=== Work to be completed ===
Leave out the pictures and restate every entry word for word.

=== Provided records ===
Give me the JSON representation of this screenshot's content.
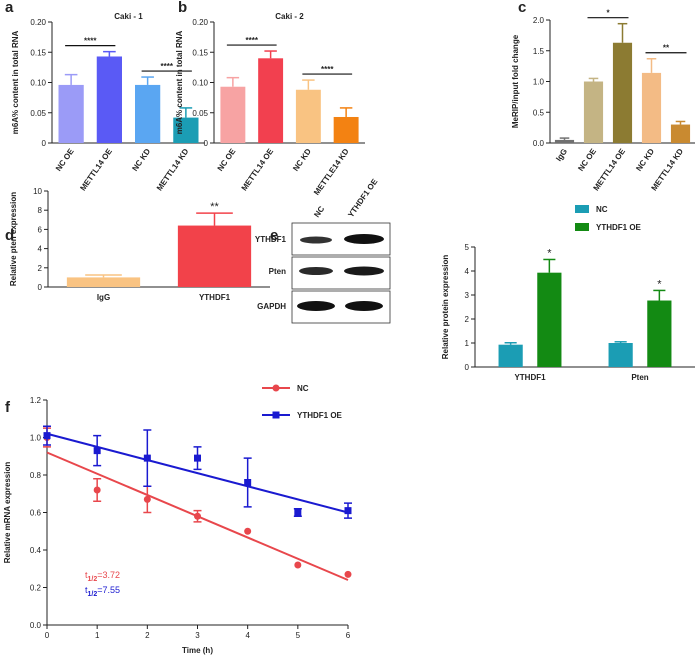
{
  "chart_data": [
    {
      "type": "bar",
      "panel_label": "a",
      "title": "Caki - 1",
      "y_label": "m6A% content in total RNA",
      "categories": [
        "NC OE",
        "METTL14 OE",
        "NC KD",
        "METTL14 KD"
      ],
      "values": [
        0.096,
        0.143,
        0.096,
        0.042
      ],
      "errors": [
        0.017,
        0.008,
        0.013,
        0.016
      ],
      "colors": [
        "#9b9bf7",
        "#5a5af5",
        "#5aa6f2",
        "#1b9db4"
      ],
      "ylim": [
        0,
        0.2
      ],
      "yticks": [
        0,
        0.05,
        {
          "value": 0.1,
          "label": "0.10"
        },
        0.15,
        {
          "value": 0.2,
          "label": "0.20"
        }
      ],
      "significance": [
        {
          "categories": [
            "NC OE",
            "METTL14 OE"
          ],
          "label": "****"
        },
        {
          "categories": [
            "NC KD",
            "METTL14 KD"
          ],
          "label": "****"
        }
      ]
    },
    {
      "type": "bar",
      "panel_label": "b",
      "title": "Caki - 2",
      "y_label": "m6A% content in total RNA",
      "categories": [
        "NC OE",
        "METTL14 OE",
        "NC KD",
        "METTLE14 KD"
      ],
      "values": [
        0.093,
        0.14,
        0.088,
        0.043
      ],
      "errors": [
        0.015,
        0.012,
        0.016,
        0.015
      ],
      "colors": [
        "#f7a3a3",
        "#f2404f",
        "#f9c382",
        "#f38212"
      ],
      "ylim": [
        0,
        0.2
      ],
      "yticks": [
        0,
        0.05,
        {
          "value": 0.1,
          "label": "0.10"
        },
        0.15,
        {
          "value": 0.2,
          "label": "0.20"
        }
      ],
      "significance": [
        {
          "categories": [
            "NC OE",
            "METTL14 OE"
          ],
          "label": "****"
        },
        {
          "categories": [
            "NC KD",
            "METTLE14 KD"
          ],
          "label": "****"
        }
      ]
    },
    {
      "type": "bar",
      "panel_label": "c",
      "y_label": "MeRIP/input fold change",
      "categories": [
        "IgG",
        "NC OE",
        "METTL14 OE",
        "NC KD",
        "METTL14 KD"
      ],
      "values": [
        0.05,
        1.0,
        1.63,
        1.14,
        0.3
      ],
      "errors": [
        0.03,
        0.05,
        0.31,
        0.23,
        0.05
      ],
      "colors": [
        "#707070",
        "#c4b484",
        "#8c7b32",
        "#f3bb85",
        "#c98a30"
      ],
      "ylim": [
        0,
        2
      ],
      "yticks": [
        {
          "value": 0,
          "label": "0.0"
        },
        0.5,
        {
          "value": 1,
          "label": "1.0"
        },
        1.5,
        {
          "value": 2,
          "label": "2.0"
        }
      ],
      "significance": [
        {
          "categories": [
            "NC OE",
            "METTL14 OE"
          ],
          "label": "*"
        },
        {
          "categories": [
            "NC KD",
            "METTL14 KD"
          ],
          "label": "**"
        }
      ]
    },
    {
      "type": "bar",
      "panel_label": "d",
      "y_label": "Relative pten expression",
      "categories": [
        "IgG",
        "YTHDF1"
      ],
      "values": [
        1.0,
        6.4
      ],
      "errors": [
        0.25,
        1.3
      ],
      "colors": [
        "#f9c382",
        "#f2424a"
      ],
      "ylim": [
        0,
        10
      ],
      "yticks": [
        0,
        2,
        4,
        6,
        8,
        10
      ],
      "significance": [
        {
          "categories": [
            "YTHDF1"
          ],
          "label": "**"
        }
      ]
    },
    {
      "type": "bar",
      "panel_label": "e",
      "y_label": "Relative protein expression",
      "categories": [
        "YTHDF1",
        "Pten"
      ],
      "series": [
        {
          "name": "NC",
          "color": "#1b9db4",
          "values": [
            0.93,
            1.0
          ],
          "errors": [
            0.08,
            0.05
          ]
        },
        {
          "name": "YTHDF1 OE",
          "color": "#138a13",
          "values": [
            3.93,
            2.77
          ],
          "errors": [
            0.55,
            0.42
          ]
        }
      ],
      "ylim": [
        0,
        5
      ],
      "yticks": [
        0,
        1,
        2,
        3,
        4,
        5
      ],
      "significance": [
        {
          "categories": [
            "YTHDF1"
          ],
          "series": "YTHDF1 OE",
          "label": "*"
        },
        {
          "categories": [
            "Pten"
          ],
          "series": "YTHDF1 OE",
          "label": "*"
        }
      ]
    },
    {
      "type": "line",
      "panel_label": "f",
      "x_label": "Time (h)",
      "y_label": "Relative mRNA expression",
      "x": [
        0,
        1,
        2,
        3,
        4,
        5,
        6
      ],
      "series": [
        {
          "name": "NC",
          "color": "#e8474c",
          "marker": "circle",
          "values": [
            1.0,
            0.72,
            0.67,
            0.58,
            0.5,
            0.32,
            0.27
          ],
          "errors": [
            0.05,
            0.06,
            0.07,
            0.03,
            0,
            0,
            0
          ],
          "fit": [
            0.92,
            0.24
          ]
        },
        {
          "name": "YTHDF1 OE",
          "color": "#1a1ad0",
          "marker": "square",
          "values": [
            1.01,
            0.93,
            0.89,
            0.89,
            0.76,
            0.6,
            0.61
          ],
          "errors": [
            0.05,
            0.08,
            0.15,
            0.06,
            0.13,
            0.02,
            0.04
          ],
          "fit": [
            1.02,
            0.6
          ]
        }
      ],
      "xlim": [
        0,
        6
      ],
      "xticks": [
        0,
        1,
        2,
        3,
        4,
        5,
        6
      ],
      "ylim": [
        0,
        1.2
      ],
      "yticks": [
        {
          "value": 0,
          "label": "0.0"
        },
        0.2,
        0.4,
        0.6,
        0.8,
        {
          "value": 1,
          "label": "1.0"
        },
        1.2
      ],
      "annotations": [
        {
          "text": "t",
          "sub": "1/2",
          "rest": "=3.72",
          "color": "#e8474c"
        },
        {
          "text": "t",
          "sub": "1/2",
          "rest": "=7.55",
          "color": "#1a1ad0"
        }
      ]
    }
  ],
  "blot": {
    "lanes": [
      "NC",
      "YTHDF1 OE"
    ],
    "rows": [
      "YTHDF1",
      "Pten",
      "GAPDH"
    ]
  }
}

=== Exercise solution ===
Give me the JSON representation of this screenshot's content.
{
  "chart_data": [
    {
      "type": "bar",
      "panel_label": "a",
      "title": "Caki - 1",
      "y_label": "m6A% content in total RNA",
      "categories": [
        "NC OE",
        "METTL14 OE",
        "NC KD",
        "METTL14 KD"
      ],
      "values": [
        0.096,
        0.143,
        0.096,
        0.042
      ],
      "errors": [
        0.017,
        0.008,
        0.013,
        0.016
      ],
      "colors": [
        "#9b9bf7",
        "#5a5af5",
        "#5aa6f2",
        "#1b9db4"
      ],
      "ylim": [
        0,
        0.2
      ],
      "yticks": [
        0,
        0.05,
        {
          "value": 0.1,
          "label": "0.10"
        },
        0.15,
        {
          "value": 0.2,
          "label": "0.20"
        }
      ],
      "significance": [
        {
          "categories": [
            "NC OE",
            "METTL14 OE"
          ],
          "label": "****"
        },
        {
          "categories": [
            "NC KD",
            "METTL14 KD"
          ],
          "label": "****"
        }
      ]
    },
    {
      "type": "bar",
      "panel_label": "b",
      "title": "Caki - 2",
      "y_label": "m6A% content in total RNA",
      "categories": [
        "NC OE",
        "METTL14 OE",
        "NC KD",
        "METTLE14 KD"
      ],
      "values": [
        0.093,
        0.14,
        0.088,
        0.043
      ],
      "errors": [
        0.015,
        0.012,
        0.016,
        0.015
      ],
      "colors": [
        "#f7a3a3",
        "#f2404f",
        "#f9c382",
        "#f38212"
      ],
      "ylim": [
        0,
        0.2
      ],
      "yticks": [
        0,
        0.05,
        {
          "value": 0.1,
          "label": "0.10"
        },
        0.15,
        {
          "value": 0.2,
          "label": "0.20"
        }
      ],
      "significance": [
        {
          "categories": [
            "NC OE",
            "METTL14 OE"
          ],
          "label": "****"
        },
        {
          "categories": [
            "NC KD",
            "METTLE14 KD"
          ],
          "label": "****"
        }
      ]
    },
    {
      "type": "bar",
      "panel_label": "c",
      "y_label": "MeRIP/input fold change",
      "categories": [
        "IgG",
        "NC OE",
        "METTL14 OE",
        "NC KD",
        "METTL14 KD"
      ],
      "values": [
        0.05,
        1.0,
        1.63,
        1.14,
        0.3
      ],
      "errors": [
        0.03,
        0.05,
        0.31,
        0.23,
        0.05
      ],
      "colors": [
        "#707070",
        "#c4b484",
        "#8c7b32",
        "#f3bb85",
        "#c98a30"
      ],
      "ylim": [
        0,
        2
      ],
      "yticks": [
        {
          "value": 0,
          "label": "0.0"
        },
        0.5,
        {
          "value": 1,
          "label": "1.0"
        },
        1.5,
        {
          "value": 2,
          "label": "2.0"
        }
      ],
      "significance": [
        {
          "categories": [
            "NC OE",
            "METTL14 OE"
          ],
          "label": "*"
        },
        {
          "categories": [
            "NC KD",
            "METTL14 KD"
          ],
          "label": "**"
        }
      ]
    },
    {
      "type": "bar",
      "panel_label": "d",
      "y_label": "Relative pten expression",
      "categories": [
        "IgG",
        "YTHDF1"
      ],
      "values": [
        1.0,
        6.4
      ],
      "errors": [
        0.25,
        1.3
      ],
      "colors": [
        "#f9c382",
        "#f2424a"
      ],
      "ylim": [
        0,
        10
      ],
      "yticks": [
        0,
        2,
        4,
        6,
        8,
        10
      ],
      "significance": [
        {
          "categories": [
            "YTHDF1"
          ],
          "label": "**"
        }
      ]
    },
    {
      "type": "bar",
      "panel_label": "e",
      "y_label": "Relative protein expression",
      "categories": [
        "YTHDF1",
        "Pten"
      ],
      "series": [
        {
          "name": "NC",
          "color": "#1b9db4",
          "values": [
            0.93,
            1.0
          ],
          "errors": [
            0.08,
            0.05
          ]
        },
        {
          "name": "YTHDF1 OE",
          "color": "#138a13",
          "values": [
            3.93,
            2.77
          ],
          "errors": [
            0.55,
            0.42
          ]
        }
      ],
      "ylim": [
        0,
        5
      ],
      "yticks": [
        0,
        1,
        2,
        3,
        4,
        5
      ],
      "significance": [
        {
          "categories": [
            "YTHDF1"
          ],
          "series": "YTHDF1 OE",
          "label": "*"
        },
        {
          "categories": [
            "Pten"
          ],
          "series": "YTHDF1 OE",
          "label": "*"
        }
      ]
    },
    {
      "type": "line",
      "panel_label": "f",
      "x_label": "Time (h)",
      "y_label": "Relative mRNA expression",
      "x": [
        0,
        1,
        2,
        3,
        4,
        5,
        6
      ],
      "series": [
        {
          "name": "NC",
          "color": "#e8474c",
          "marker": "circle",
          "values": [
            1.0,
            0.72,
            0.67,
            0.58,
            0.5,
            0.32,
            0.27
          ],
          "errors": [
            0.05,
            0.06,
            0.07,
            0.03,
            0,
            0,
            0
          ],
          "fit": [
            0.92,
            0.24
          ]
        },
        {
          "name": "YTHDF1 OE",
          "color": "#1a1ad0",
          "marker": "square",
          "values": [
            1.01,
            0.93,
            0.89,
            0.89,
            0.76,
            0.6,
            0.61
          ],
          "errors": [
            0.05,
            0.08,
            0.15,
            0.06,
            0.13,
            0.02,
            0.04
          ],
          "fit": [
            1.02,
            0.6
          ]
        }
      ],
      "xlim": [
        0,
        6
      ],
      "xticks": [
        0,
        1,
        2,
        3,
        4,
        5,
        6
      ],
      "ylim": [
        0,
        1.2
      ],
      "yticks": [
        {
          "value": 0,
          "label": "0.0"
        },
        0.2,
        0.4,
        0.6,
        0.8,
        {
          "value": 1,
          "label": "1.0"
        },
        1.2
      ],
      "annotations": [
        {
          "text": "t",
          "sub": "1/2",
          "rest": "=3.72",
          "color": "#e8474c"
        },
        {
          "text": "t",
          "sub": "1/2",
          "rest": "=7.55",
          "color": "#1a1ad0"
        }
      ]
    }
  ],
  "blot": {
    "lanes": [
      "NC",
      "YTHDF1 OE"
    ],
    "rows": [
      "YTHDF1",
      "Pten",
      "GAPDH"
    ]
  }
}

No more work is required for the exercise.